Look through the data below and show every line that includes "cDNA".

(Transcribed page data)
►

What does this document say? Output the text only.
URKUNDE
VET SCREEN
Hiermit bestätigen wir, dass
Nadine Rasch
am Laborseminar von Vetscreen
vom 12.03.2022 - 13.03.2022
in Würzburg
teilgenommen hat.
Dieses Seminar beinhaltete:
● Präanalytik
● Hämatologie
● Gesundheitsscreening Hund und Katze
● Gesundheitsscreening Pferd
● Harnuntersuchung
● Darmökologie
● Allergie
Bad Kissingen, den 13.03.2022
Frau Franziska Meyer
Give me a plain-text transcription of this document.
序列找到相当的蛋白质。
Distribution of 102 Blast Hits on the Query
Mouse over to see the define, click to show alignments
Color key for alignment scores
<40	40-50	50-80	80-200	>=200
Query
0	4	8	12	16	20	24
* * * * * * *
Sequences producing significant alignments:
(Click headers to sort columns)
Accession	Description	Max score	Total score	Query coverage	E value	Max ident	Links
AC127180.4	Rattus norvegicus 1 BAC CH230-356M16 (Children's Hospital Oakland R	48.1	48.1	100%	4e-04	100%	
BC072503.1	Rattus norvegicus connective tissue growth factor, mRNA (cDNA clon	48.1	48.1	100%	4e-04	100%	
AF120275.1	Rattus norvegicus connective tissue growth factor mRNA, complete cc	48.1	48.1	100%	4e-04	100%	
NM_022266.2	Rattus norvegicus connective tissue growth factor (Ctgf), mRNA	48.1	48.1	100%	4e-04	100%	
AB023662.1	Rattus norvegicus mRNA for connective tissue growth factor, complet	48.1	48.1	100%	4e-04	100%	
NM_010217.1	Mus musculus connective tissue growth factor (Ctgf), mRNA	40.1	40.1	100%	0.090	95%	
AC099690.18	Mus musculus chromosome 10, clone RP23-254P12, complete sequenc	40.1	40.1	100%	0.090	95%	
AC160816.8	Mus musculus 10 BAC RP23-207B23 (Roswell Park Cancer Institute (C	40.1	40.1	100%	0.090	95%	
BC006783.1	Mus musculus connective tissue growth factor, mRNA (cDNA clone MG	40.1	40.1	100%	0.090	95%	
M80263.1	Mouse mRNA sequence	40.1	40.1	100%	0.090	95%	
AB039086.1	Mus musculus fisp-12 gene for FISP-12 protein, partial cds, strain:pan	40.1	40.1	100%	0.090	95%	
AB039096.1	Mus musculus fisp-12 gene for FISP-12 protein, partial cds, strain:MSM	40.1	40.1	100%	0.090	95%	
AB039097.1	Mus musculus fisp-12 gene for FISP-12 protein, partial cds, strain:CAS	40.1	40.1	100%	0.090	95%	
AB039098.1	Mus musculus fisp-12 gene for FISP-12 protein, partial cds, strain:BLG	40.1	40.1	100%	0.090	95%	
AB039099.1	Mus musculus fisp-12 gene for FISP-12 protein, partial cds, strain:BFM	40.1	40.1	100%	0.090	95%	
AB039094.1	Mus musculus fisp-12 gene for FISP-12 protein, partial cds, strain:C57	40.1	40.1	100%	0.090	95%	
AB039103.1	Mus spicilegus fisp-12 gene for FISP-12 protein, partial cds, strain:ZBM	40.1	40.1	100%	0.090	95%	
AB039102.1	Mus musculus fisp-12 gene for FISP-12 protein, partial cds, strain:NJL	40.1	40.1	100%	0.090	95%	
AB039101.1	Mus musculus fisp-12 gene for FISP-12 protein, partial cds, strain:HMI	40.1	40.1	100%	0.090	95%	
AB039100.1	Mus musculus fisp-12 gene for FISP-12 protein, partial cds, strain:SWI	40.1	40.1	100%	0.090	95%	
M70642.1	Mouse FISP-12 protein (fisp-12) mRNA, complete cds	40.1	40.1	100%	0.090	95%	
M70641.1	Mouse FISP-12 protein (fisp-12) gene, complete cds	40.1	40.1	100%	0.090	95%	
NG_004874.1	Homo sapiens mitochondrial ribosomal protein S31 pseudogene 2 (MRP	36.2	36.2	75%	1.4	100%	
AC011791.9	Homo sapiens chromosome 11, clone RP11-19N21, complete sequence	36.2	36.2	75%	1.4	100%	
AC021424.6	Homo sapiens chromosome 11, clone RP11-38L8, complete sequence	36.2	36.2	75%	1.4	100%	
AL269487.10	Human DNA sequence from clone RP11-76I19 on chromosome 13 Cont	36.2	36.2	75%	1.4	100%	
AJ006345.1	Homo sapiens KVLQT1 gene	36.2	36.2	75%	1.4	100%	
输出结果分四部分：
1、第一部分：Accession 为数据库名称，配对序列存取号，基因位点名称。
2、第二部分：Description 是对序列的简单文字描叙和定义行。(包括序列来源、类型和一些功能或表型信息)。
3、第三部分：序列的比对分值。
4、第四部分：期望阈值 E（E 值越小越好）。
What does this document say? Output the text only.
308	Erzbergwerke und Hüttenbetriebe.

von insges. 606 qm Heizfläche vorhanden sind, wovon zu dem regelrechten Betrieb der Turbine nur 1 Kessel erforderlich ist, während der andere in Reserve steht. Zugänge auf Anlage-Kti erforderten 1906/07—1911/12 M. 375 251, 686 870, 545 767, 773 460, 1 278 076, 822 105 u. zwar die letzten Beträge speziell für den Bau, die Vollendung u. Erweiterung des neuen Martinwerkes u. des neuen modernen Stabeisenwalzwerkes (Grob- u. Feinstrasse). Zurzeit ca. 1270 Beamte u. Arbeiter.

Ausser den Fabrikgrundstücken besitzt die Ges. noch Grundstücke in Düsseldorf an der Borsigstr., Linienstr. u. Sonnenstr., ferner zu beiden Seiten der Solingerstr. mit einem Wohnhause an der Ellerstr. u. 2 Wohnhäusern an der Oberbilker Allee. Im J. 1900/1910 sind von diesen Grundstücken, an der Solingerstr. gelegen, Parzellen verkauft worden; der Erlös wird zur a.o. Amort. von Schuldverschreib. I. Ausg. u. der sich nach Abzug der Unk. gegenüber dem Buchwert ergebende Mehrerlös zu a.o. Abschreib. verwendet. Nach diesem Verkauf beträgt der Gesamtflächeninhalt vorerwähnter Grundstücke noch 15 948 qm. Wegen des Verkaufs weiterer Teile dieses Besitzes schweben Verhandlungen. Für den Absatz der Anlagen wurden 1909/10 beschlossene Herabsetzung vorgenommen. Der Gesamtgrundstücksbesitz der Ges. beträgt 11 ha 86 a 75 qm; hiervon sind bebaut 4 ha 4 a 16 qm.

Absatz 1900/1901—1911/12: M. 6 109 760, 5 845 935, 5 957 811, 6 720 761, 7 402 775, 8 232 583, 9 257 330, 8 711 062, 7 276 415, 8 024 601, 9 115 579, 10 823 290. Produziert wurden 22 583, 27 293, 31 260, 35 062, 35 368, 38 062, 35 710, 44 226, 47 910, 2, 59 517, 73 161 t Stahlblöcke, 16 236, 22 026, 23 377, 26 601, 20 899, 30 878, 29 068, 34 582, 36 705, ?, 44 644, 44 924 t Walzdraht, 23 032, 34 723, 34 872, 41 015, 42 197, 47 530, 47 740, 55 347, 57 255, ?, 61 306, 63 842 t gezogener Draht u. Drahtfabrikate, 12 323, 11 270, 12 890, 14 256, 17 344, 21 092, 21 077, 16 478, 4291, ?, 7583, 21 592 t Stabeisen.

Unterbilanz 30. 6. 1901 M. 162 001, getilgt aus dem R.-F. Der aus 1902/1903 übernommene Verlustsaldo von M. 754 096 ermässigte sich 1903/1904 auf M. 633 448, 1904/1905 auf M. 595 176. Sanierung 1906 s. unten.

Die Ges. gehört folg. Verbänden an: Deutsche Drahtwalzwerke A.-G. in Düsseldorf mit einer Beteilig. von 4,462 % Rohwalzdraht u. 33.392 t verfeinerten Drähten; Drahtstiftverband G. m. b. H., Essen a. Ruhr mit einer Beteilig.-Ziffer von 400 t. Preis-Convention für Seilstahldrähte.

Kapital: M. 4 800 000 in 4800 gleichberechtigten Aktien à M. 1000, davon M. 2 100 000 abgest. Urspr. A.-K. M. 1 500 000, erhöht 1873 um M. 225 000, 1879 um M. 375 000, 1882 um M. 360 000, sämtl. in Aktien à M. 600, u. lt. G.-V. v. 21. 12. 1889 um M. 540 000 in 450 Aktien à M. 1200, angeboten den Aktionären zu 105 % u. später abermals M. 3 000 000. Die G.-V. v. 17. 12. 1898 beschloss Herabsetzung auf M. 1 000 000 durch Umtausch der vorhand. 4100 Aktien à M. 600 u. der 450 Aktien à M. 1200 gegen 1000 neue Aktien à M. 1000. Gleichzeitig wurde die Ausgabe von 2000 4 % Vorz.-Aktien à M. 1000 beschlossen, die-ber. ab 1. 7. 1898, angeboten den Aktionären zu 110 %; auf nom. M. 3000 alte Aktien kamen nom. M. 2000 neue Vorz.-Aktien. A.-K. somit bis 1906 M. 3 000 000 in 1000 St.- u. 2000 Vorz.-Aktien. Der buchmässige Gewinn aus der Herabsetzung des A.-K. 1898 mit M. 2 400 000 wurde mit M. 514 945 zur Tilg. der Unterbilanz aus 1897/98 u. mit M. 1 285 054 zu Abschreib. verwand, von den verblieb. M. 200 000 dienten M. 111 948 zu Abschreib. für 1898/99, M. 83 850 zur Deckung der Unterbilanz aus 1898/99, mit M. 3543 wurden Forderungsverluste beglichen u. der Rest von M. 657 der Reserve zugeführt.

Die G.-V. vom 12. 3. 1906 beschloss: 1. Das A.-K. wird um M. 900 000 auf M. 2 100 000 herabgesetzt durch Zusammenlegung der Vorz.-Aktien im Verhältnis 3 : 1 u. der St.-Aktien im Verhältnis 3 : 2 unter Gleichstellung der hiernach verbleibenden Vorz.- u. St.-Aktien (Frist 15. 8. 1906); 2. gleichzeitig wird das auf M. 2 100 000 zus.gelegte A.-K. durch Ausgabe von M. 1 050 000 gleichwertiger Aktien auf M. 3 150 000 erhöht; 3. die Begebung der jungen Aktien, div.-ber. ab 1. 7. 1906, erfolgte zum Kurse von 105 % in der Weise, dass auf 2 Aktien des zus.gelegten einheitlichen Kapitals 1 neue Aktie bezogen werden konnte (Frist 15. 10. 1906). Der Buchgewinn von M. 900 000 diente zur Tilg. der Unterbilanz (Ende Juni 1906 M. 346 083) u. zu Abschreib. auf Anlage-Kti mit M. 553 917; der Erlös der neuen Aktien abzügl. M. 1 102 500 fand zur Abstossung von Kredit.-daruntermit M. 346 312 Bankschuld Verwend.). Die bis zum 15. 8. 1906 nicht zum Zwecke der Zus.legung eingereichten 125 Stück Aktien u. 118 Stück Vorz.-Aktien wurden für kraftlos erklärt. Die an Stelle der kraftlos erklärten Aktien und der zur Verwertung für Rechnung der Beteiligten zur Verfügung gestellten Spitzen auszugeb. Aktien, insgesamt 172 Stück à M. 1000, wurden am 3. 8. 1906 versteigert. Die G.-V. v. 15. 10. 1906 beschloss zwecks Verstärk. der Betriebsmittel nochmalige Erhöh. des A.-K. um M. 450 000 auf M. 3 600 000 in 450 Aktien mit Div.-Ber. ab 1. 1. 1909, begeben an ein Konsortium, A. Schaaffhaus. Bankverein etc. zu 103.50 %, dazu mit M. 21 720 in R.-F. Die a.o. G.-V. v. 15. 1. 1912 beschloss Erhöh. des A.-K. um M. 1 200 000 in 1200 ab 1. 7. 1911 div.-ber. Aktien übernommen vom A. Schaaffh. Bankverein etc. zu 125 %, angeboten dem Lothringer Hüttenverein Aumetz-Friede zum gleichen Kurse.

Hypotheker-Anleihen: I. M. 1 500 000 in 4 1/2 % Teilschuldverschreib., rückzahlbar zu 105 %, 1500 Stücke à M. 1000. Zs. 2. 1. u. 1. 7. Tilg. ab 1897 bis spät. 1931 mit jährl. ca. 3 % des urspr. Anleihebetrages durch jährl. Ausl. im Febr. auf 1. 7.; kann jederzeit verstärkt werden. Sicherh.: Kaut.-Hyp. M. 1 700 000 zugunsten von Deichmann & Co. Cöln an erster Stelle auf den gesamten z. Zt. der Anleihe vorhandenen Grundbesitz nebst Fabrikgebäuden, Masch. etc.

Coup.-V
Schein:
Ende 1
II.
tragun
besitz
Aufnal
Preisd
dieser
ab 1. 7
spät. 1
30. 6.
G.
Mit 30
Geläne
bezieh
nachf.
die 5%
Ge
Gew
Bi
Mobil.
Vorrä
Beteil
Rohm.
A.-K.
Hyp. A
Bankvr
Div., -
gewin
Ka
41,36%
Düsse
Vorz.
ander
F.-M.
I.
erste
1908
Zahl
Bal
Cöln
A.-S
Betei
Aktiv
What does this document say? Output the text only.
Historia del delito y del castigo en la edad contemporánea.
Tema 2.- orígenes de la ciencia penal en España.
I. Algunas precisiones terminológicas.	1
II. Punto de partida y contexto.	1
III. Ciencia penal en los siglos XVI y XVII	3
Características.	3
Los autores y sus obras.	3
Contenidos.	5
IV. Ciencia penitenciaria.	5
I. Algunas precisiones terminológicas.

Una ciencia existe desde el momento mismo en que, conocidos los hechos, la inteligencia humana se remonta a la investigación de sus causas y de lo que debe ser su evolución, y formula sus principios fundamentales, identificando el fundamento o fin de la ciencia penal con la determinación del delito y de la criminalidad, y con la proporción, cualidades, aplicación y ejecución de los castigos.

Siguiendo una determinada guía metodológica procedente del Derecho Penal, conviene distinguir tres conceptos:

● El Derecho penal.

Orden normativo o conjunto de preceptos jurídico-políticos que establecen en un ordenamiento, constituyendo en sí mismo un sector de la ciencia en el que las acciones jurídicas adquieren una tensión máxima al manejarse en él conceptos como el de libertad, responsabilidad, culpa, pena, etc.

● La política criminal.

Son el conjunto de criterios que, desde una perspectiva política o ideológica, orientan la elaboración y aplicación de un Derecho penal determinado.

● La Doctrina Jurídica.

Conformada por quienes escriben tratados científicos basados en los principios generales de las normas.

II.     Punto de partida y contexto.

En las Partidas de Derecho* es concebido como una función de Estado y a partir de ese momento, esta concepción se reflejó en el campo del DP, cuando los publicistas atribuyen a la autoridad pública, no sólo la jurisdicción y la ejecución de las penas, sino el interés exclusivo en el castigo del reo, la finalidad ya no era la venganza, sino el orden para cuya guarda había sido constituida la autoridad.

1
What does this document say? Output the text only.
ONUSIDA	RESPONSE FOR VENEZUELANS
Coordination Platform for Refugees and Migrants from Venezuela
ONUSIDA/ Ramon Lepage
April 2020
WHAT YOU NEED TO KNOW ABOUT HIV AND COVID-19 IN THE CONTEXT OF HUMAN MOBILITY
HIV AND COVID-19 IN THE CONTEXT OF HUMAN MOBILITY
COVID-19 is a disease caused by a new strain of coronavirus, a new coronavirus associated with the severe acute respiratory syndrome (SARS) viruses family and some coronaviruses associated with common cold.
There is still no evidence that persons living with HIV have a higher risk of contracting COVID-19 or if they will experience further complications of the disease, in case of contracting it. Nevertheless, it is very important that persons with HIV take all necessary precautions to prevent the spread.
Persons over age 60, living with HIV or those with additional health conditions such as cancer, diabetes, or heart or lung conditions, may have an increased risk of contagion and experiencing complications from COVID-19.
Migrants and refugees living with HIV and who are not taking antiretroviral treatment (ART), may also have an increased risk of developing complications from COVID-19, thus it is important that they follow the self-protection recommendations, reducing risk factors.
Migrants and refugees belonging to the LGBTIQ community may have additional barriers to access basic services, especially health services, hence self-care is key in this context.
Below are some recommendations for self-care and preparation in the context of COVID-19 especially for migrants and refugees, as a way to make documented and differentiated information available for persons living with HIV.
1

◄

◆ Exercise solution ◆
BC072503.1	Rattus norvegicus connective tissue growth factor, mRNA (cDNA clon	48.1	48.1	100%	4e-04	100%	
BC006783.1	Mus musculus connective tissue growth factor, mRNA (cDNA clone MG	40.1	40.1	100%	0.090	95%	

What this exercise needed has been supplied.